**Given request**
Exactly as they appear, output all of the records. Skip any images.
=-=-=
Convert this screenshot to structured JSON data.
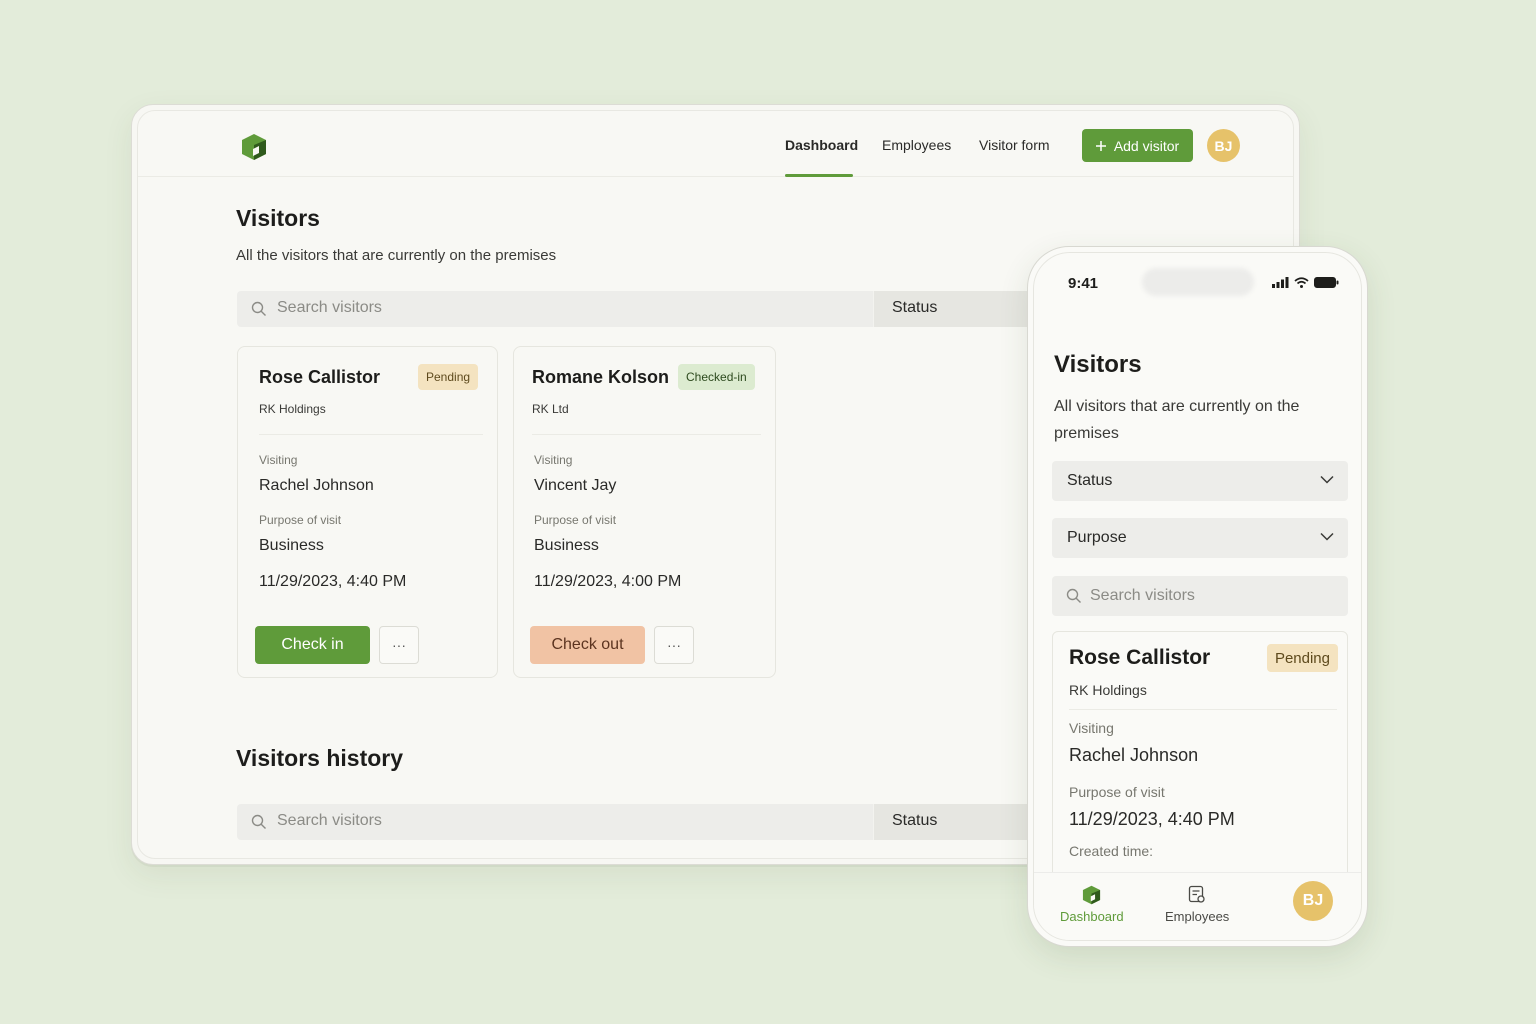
{
  "desktop": {
    "nav": {
      "dashboard": "Dashboard",
      "employees": "Employees",
      "visitor_form": "Visitor form",
      "add_visitor": "Add visitor",
      "avatar_initials": "BJ"
    },
    "title": "Visitors",
    "subtitle": "All the visitors that are currently on the premises",
    "search_placeholder": "Search visitors",
    "status_label": "Status",
    "cards": [
      {
        "name": "Rose Callistor",
        "status": "Pending",
        "company": "RK Holdings",
        "visiting_label": "Visiting",
        "visiting": "Rachel Johnson",
        "purpose_label": "Purpose of visit",
        "purpose": "Business",
        "datetime": "11/29/2023, 4:40 PM",
        "action": "Check in"
      },
      {
        "name": "Romane Kolson",
        "status": "Checked-in",
        "company": "RK Ltd",
        "visiting_label": "Visiting",
        "visiting": "Vincent Jay",
        "purpose_label": "Purpose of visit",
        "purpose": "Business",
        "datetime": "11/29/2023, 4:00 PM",
        "action": "Check out"
      }
    ],
    "more_label": "···",
    "history_title": "Visitors history",
    "history_search_placeholder": "Search visitors",
    "history_status_label": "Status"
  },
  "phone": {
    "time": "9:41",
    "title": "Visitors",
    "subtitle": "All visitors that are currently on the premises",
    "status_select": "Status",
    "purpose_select": "Purpose",
    "search_placeholder": "Search visitors",
    "card": {
      "name": "Rose Callistor",
      "status": "Pending",
      "company": "RK Holdings",
      "visiting_label": "Visiting",
      "visiting": "Rachel Johnson",
      "purpose_label": "Purpose of visit",
      "datetime": "11/29/2023, 4:40 PM",
      "created_label": "Created time:"
    },
    "tabs": {
      "dashboard": "Dashboard",
      "employees": "Employees",
      "avatar_initials": "BJ"
    }
  },
  "colors": {
    "background": "#e3ecda",
    "accent_green": "#5f9b3a",
    "pending_badge": "#f4e3c0",
    "checked_in_badge": "#dcebd0",
    "checkout_button": "#f1c3a4",
    "avatar": "#e6c26a"
  },
  "icons": [
    "logo-icon",
    "plus-icon",
    "search-icon",
    "more-icon",
    "chevron-down-icon",
    "signal-icon",
    "wifi-icon",
    "battery-icon",
    "dashboard-icon",
    "employees-icon"
  ]
}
=-=-=
**Correct output**
Convert this screenshot to structured JSON data.
{
  "desktop": {
    "nav": {
      "dashboard": "Dashboard",
      "employees": "Employees",
      "visitor_form": "Visitor form",
      "add_visitor": "Add visitor",
      "avatar_initials": "BJ"
    },
    "title": "Visitors",
    "subtitle": "All the visitors that are currently on the premises",
    "search_placeholder": "Search visitors",
    "status_label": "Status",
    "cards": [
      {
        "name": "Rose Callistor",
        "status": "Pending",
        "company": "RK Holdings",
        "visiting_label": "Visiting",
        "visiting": "Rachel Johnson",
        "purpose_label": "Purpose of visit",
        "purpose": "Business",
        "datetime": "11/29/2023, 4:40 PM",
        "action": "Check in"
      },
      {
        "name": "Romane Kolson",
        "status": "Checked-in",
        "company": "RK Ltd",
        "visiting_label": "Visiting",
        "visiting": "Vincent Jay",
        "purpose_label": "Purpose of visit",
        "purpose": "Business",
        "datetime": "11/29/2023, 4:00 PM",
        "action": "Check out"
      }
    ],
    "more_label": "···",
    "history_title": "Visitors history",
    "history_search_placeholder": "Search visitors",
    "history_status_label": "Status"
  },
  "phone": {
    "time": "9:41",
    "title": "Visitors",
    "subtitle": "All visitors that are currently on the premises",
    "status_select": "Status",
    "purpose_select": "Purpose",
    "search_placeholder": "Search visitors",
    "card": {
      "name": "Rose Callistor",
      "status": "Pending",
      "company": "RK Holdings",
      "visiting_label": "Visiting",
      "visiting": "Rachel Johnson",
      "purpose_label": "Purpose of visit",
      "datetime": "11/29/2023, 4:40 PM",
      "created_label": "Created time:"
    },
    "tabs": {
      "dashboard": "Dashboard",
      "employees": "Employees",
      "avatar_initials": "BJ"
    }
  },
  "colors": {
    "background": "#e3ecda",
    "accent_green": "#5f9b3a",
    "pending_badge": "#f4e3c0",
    "checked_in_badge": "#dcebd0",
    "checkout_button": "#f1c3a4",
    "avatar": "#e6c26a"
  },
  "icons": [
    "logo-icon",
    "plus-icon",
    "search-icon",
    "more-icon",
    "chevron-down-icon",
    "signal-icon",
    "wifi-icon",
    "battery-icon",
    "dashboard-icon",
    "employees-icon"
  ]
}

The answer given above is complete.